» **Request**:
Below is a block of data; give all of it again word for word.
--- BEGIN ---
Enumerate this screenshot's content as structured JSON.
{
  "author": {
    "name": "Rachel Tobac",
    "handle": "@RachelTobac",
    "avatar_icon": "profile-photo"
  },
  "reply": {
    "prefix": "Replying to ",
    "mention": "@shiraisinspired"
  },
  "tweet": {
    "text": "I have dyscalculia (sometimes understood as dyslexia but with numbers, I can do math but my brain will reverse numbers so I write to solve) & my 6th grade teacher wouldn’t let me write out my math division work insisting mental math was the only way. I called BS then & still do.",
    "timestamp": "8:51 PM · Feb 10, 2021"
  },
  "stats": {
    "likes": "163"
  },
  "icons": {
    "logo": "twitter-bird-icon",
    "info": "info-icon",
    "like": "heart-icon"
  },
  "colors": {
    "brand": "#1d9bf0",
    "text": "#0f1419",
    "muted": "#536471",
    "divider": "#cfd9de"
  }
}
--- END ---
» **Solution**:
Enumerate this screenshot's content as structured JSON.
{
  "author": {
    "name": "Rachel Tobac",
    "handle": "@RachelTobac",
    "avatar_icon": "profile-photo"
  },
  "reply": {
    "prefix": "Replying to ",
    "mention": "@shiraisinspired"
  },
  "tweet": {
    "text": "I have dyscalculia (sometimes understood as dyslexia but with numbers, I can do math but my brain will reverse numbers so I write to solve) & my 6th grade teacher wouldn’t let me write out my math division work insisting mental math was the only way. I called BS then & still do.",
    "timestamp": "8:51 PM · Feb 10, 2021"
  },
  "stats": {
    "likes": "163"
  },
  "icons": {
    "logo": "twitter-bird-icon",
    "info": "info-icon",
    "like": "heart-icon"
  },
  "colors": {
    "brand": "#1d9bf0",
    "text": "#0f1419",
    "muted": "#536471",
    "divider": "#cfd9de"
  }
}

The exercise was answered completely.